(Requirements)
A - From the passage on Metrohm AG, list every kind of product that its History section says the company made.
B - Carry on the passage on Metrohm AG from its final sentence.

Metrohm AG is an internationally active producer of precision instruments for chemical analysis, in particular ion analysis, based in Herisau, Switzerland. Metrohm is the leading manufacturer of titration devices and one of the two biggest manufacturers of ion chromatography systems. Besides developing, producing and selling analysis instruments, the company develops applications for these, which find use in various industries.

Metrohm employs over 2000 people in total, of whom ca. 560 work at the Herisau site, and as of 2007 generates an annual revenue of about 350 million Swiss Francs.

History
Metrohm was founded in 1943 in Herisau by Bertold Suhner and Willi Studer. At the outset, it produced measuring instruments for high-frequency technology and telecommunications. High-precision measuring instruments as well as radio receivers were added to its portfolio later on.

(Items)
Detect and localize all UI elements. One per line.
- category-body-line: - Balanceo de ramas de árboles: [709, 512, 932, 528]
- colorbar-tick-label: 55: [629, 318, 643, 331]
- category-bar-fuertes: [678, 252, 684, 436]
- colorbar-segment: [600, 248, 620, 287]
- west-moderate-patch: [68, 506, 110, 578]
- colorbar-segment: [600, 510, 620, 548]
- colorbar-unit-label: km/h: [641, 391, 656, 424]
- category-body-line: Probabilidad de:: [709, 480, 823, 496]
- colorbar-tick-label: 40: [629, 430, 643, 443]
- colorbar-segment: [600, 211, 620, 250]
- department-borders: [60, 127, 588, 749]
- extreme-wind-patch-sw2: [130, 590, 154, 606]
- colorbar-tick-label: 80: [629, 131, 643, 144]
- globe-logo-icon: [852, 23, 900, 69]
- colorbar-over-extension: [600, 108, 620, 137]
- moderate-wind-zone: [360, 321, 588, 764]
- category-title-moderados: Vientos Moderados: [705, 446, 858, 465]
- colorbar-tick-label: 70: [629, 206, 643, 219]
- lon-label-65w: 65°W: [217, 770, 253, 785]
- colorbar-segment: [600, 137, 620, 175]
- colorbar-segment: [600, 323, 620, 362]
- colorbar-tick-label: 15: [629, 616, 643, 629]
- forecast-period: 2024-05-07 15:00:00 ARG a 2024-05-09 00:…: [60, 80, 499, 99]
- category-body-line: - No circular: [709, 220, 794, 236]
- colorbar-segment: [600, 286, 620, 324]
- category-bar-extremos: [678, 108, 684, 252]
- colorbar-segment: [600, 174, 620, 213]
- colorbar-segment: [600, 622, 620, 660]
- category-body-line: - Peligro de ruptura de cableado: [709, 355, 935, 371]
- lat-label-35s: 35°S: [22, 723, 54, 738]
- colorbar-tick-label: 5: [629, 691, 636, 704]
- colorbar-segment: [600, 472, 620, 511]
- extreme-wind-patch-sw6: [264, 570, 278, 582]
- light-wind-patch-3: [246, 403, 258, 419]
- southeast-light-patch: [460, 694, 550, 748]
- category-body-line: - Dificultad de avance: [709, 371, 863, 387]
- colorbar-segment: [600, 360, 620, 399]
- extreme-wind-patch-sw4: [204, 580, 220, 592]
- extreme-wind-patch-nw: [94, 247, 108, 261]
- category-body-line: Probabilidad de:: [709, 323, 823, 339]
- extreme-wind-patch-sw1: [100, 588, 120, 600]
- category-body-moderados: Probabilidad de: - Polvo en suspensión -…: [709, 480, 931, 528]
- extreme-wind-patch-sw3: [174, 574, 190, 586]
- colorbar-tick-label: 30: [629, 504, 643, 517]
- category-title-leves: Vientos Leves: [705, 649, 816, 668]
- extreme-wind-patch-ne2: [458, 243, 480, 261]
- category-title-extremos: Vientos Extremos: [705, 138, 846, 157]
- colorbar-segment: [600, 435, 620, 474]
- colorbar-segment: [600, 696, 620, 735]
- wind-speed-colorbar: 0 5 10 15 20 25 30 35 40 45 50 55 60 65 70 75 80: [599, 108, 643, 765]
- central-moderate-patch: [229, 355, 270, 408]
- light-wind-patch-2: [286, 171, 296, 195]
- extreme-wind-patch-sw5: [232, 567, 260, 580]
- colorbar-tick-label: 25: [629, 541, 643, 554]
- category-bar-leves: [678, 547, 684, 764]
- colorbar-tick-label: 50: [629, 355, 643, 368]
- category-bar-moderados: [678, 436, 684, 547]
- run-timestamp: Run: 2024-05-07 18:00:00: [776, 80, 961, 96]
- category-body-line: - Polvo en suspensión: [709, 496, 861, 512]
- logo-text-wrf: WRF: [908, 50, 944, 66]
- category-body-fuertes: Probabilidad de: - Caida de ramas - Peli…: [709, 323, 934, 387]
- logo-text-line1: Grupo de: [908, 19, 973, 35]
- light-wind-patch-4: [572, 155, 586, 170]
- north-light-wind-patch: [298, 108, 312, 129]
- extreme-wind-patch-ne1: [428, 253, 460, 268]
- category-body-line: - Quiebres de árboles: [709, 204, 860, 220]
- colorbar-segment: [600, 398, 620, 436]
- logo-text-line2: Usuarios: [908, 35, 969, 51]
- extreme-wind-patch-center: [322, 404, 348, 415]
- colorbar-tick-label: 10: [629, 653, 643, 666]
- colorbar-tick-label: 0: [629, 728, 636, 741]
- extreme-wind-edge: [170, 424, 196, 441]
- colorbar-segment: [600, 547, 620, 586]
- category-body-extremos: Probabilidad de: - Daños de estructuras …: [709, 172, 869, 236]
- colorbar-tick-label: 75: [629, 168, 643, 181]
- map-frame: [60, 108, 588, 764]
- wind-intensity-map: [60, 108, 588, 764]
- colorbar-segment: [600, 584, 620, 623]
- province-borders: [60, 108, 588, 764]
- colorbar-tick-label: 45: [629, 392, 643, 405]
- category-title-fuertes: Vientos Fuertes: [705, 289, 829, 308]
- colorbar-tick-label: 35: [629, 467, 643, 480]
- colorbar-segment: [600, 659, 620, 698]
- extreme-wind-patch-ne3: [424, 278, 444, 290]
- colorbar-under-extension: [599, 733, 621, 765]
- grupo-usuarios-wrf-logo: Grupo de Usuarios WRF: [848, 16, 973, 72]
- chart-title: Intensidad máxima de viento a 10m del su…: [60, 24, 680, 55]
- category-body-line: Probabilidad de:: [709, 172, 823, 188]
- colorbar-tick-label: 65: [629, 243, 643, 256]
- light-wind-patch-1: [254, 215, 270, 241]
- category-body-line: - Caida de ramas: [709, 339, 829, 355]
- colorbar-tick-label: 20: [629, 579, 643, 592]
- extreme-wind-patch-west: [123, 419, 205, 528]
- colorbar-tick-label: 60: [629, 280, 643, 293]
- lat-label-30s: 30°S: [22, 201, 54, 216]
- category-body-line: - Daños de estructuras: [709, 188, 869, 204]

(Expected responses)
A -
- Measuring instruments for high-frequency technology and telecommunications
- High-precision measuring instruments
- Radio receivers

B -
In 1947, Suhner and Studer parted ways. Swiss journalist and author Peter Holenstein describes how this happened in his book on the lifework of co-founder Willi Studer: In June 1947, Emil Haefely, founder of the company Emil Haefely & Cie AG, which was one of Metrohm's first customers, asked Willi Studer, whom he had known for many years, to build a prototype for a cathode-ray oscilloscope. This being new technology for Metrohm, Bertold Suhner opposed the idea, fearing that the development wouldn't be possible within reasonable time and budget constraints. Indeed, while the development of the simpler instruments in Metrohm's portfolio had never taken Studer more than a few weeks, Studer still hadn't finished the prototype after several months at the end of November 1947. At this point, his colleague Suhner lost all hope that the project would come to a successful conclusion. A break between the co-founders was the result and led Studer to leave the company at the end of December 1947. From then on, Suhner ran the business by himself. Studer, on the other hand, went on to found his own company "Willi Studer", known as Studer today and famous for its audio equipment.

In 1968, Bertold Suhner resigned from his post in the operational management of Metrohm and became strongly committed to the environment. He even fought for causes that could harm his own company, making it a difficult time for the new managing directors Lorenz Kuhn and Hans Winzeler. As a result of his intransigence in environmental matters, he also alienated friends, leaving him socially isolated towards the end of his life.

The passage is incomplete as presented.